Which lines contain the word "scandinavia"? Return each of them as written.

==================================================

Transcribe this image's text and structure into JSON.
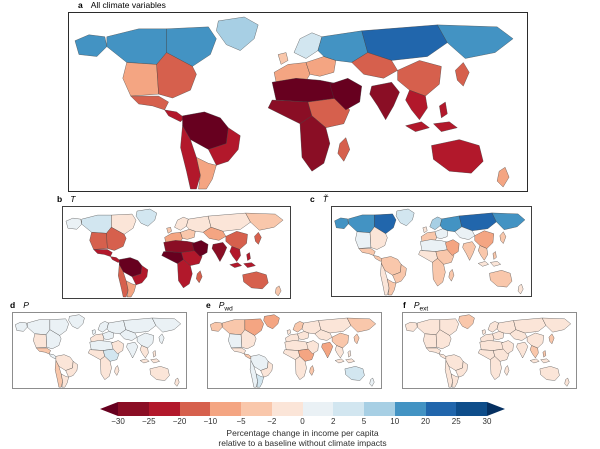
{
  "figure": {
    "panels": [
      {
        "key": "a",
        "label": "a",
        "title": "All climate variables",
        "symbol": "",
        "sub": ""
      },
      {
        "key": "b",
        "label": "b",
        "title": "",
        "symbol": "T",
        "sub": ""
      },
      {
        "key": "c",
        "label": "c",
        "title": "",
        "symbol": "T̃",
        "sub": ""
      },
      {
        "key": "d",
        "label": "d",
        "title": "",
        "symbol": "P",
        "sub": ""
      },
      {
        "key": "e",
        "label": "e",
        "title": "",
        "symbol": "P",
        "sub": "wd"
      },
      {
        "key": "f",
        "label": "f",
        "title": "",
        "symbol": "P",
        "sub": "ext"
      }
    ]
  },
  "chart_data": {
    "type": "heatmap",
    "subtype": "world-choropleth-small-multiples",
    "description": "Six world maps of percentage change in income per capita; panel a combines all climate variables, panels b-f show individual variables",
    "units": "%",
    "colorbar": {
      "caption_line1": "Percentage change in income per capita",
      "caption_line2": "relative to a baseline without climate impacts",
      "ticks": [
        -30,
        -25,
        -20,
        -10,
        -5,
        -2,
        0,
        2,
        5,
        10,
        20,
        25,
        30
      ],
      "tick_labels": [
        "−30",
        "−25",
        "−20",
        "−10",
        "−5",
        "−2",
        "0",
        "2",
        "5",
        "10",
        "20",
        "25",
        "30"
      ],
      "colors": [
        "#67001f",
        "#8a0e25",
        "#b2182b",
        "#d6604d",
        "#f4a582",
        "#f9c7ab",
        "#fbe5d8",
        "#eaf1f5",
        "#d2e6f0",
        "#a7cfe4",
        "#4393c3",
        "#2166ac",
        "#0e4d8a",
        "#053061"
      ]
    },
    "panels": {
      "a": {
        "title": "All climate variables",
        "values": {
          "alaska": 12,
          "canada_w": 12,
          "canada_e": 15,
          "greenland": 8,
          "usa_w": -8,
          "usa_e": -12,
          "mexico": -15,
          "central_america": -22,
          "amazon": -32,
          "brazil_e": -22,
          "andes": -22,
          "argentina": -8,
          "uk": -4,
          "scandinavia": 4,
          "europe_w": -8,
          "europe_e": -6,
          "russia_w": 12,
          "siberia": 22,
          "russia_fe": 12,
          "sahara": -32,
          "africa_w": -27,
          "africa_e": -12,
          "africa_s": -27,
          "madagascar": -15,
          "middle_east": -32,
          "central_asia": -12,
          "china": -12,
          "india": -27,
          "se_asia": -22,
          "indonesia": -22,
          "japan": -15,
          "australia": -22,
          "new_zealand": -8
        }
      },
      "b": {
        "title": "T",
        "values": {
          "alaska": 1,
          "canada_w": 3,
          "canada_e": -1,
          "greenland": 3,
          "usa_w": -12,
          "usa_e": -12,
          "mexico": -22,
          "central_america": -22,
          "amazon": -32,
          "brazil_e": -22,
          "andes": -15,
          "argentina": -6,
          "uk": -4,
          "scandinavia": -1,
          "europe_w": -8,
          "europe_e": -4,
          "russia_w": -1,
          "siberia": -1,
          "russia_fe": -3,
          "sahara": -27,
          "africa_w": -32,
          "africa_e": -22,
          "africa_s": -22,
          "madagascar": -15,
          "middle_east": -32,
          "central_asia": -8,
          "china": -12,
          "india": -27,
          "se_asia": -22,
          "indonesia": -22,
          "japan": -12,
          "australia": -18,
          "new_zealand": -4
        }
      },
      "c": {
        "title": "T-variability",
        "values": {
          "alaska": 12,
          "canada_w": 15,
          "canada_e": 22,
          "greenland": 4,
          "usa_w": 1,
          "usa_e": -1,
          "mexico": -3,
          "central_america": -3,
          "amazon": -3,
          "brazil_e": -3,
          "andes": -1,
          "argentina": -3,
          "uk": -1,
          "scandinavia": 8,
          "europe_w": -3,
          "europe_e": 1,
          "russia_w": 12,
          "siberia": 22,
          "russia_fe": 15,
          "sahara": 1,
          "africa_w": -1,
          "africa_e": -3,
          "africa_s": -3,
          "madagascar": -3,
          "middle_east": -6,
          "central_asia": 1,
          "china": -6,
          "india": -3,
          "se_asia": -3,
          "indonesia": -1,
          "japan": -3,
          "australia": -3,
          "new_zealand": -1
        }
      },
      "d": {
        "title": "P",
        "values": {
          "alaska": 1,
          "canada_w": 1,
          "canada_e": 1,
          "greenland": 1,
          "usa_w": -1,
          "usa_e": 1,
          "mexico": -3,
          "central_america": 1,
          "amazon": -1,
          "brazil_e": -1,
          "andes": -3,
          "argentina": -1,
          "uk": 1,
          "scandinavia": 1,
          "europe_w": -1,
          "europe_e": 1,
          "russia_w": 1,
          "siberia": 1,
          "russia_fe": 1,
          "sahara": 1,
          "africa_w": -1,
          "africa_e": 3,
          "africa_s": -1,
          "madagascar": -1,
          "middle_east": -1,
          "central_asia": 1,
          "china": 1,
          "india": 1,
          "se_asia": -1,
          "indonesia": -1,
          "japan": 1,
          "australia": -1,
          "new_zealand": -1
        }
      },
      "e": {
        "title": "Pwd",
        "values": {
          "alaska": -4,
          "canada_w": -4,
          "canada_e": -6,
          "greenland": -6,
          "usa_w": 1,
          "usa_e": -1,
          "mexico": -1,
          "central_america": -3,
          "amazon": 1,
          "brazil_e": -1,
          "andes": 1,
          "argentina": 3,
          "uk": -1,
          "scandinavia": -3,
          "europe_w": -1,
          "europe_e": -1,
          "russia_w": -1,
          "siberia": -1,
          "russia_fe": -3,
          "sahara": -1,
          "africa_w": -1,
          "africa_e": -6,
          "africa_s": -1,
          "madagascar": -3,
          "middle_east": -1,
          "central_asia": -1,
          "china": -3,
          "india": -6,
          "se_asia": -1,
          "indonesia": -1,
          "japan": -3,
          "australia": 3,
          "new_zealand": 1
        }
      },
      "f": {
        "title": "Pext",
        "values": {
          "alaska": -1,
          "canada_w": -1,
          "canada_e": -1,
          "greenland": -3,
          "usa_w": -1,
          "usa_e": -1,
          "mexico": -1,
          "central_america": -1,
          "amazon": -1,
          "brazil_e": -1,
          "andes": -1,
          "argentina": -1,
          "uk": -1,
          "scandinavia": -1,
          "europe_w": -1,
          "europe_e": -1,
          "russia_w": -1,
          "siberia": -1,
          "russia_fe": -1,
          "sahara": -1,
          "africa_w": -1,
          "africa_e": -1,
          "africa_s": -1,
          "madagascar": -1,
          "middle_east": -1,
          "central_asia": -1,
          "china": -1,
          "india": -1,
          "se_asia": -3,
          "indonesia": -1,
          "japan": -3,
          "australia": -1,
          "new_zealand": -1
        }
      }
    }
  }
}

==================================================

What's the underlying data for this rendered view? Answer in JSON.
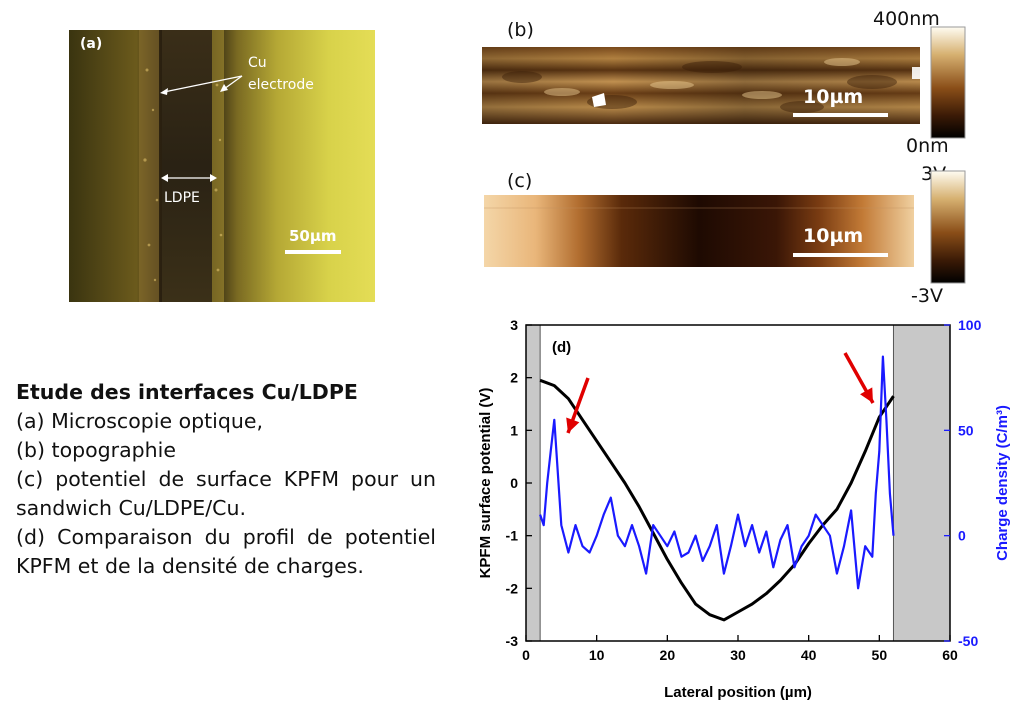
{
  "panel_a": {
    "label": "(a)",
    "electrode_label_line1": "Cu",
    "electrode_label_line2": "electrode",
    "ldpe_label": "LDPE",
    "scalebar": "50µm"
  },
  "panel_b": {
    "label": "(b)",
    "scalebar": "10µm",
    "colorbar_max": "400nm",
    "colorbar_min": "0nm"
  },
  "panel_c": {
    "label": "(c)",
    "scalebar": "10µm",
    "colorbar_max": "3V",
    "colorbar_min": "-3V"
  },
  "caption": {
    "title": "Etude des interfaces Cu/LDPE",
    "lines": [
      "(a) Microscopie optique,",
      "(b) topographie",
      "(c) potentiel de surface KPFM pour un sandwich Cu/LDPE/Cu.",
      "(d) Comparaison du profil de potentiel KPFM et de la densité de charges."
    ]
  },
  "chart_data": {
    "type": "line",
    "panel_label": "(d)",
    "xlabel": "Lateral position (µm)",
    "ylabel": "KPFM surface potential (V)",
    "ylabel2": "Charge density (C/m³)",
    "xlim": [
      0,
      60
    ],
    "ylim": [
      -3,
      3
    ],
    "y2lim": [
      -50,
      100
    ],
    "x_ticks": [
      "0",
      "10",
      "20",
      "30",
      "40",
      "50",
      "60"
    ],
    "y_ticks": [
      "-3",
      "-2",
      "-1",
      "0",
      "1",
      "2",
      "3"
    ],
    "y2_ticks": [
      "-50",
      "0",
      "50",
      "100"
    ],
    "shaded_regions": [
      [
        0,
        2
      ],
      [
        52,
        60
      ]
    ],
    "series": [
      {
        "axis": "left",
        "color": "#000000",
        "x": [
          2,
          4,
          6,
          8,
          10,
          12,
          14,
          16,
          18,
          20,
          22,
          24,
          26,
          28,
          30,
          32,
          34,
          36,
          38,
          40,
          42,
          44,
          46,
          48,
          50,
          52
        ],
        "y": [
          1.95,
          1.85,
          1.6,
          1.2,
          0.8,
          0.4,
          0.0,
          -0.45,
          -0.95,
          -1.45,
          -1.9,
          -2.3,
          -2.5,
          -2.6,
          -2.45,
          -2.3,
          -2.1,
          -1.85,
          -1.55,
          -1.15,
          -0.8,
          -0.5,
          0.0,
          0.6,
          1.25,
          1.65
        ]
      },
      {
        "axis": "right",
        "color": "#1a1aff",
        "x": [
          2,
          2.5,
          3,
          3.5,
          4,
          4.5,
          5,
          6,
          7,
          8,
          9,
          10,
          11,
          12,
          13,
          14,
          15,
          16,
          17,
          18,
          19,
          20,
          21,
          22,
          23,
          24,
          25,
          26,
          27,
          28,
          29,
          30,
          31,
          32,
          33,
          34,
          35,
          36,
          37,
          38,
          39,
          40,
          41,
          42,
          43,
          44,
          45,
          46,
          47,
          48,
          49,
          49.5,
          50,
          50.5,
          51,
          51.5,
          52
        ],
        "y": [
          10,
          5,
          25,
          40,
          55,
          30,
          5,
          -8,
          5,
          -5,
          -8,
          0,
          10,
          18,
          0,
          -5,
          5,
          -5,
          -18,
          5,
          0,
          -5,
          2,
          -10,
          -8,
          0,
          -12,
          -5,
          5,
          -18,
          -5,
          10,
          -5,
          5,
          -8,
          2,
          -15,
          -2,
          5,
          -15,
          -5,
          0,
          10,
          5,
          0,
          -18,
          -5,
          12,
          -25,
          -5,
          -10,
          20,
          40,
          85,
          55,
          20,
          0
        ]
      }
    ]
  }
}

==================================================

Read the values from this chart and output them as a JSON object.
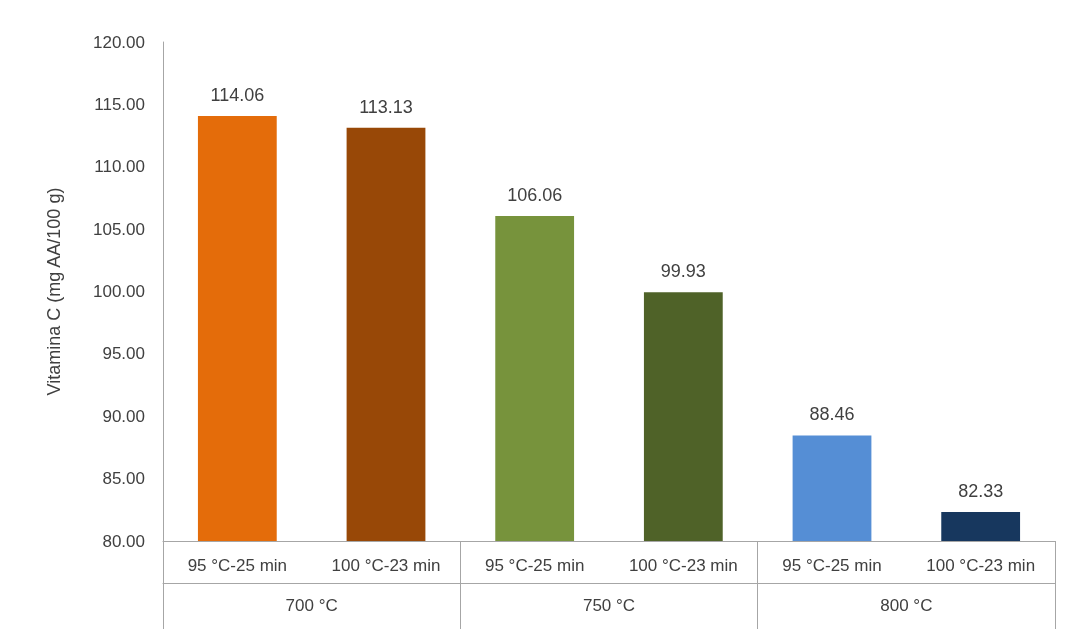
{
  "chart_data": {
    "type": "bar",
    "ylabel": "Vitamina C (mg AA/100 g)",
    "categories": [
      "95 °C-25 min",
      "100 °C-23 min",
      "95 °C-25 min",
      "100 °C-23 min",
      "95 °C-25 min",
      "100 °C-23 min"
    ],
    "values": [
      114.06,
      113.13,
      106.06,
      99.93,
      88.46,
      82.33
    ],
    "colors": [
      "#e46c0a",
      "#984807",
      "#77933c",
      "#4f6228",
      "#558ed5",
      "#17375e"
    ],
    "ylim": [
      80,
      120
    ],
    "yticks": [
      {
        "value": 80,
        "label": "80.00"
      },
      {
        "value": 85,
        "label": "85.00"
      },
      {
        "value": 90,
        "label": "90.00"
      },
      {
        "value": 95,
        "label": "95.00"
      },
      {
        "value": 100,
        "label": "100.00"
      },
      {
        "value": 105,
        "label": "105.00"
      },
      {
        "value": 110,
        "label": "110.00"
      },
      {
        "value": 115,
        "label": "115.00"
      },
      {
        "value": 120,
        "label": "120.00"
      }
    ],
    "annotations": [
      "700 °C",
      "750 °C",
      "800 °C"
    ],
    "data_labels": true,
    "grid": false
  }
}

==================================================

• _SOLUTION FOR THIS PROBLEM_:
          "scandinavia": 4,
          "scandinavia": -1,
          "scandinavia": 8,
          "scandinavia": 1,
          "scandinavia": -3,
          "scandinavia": -1,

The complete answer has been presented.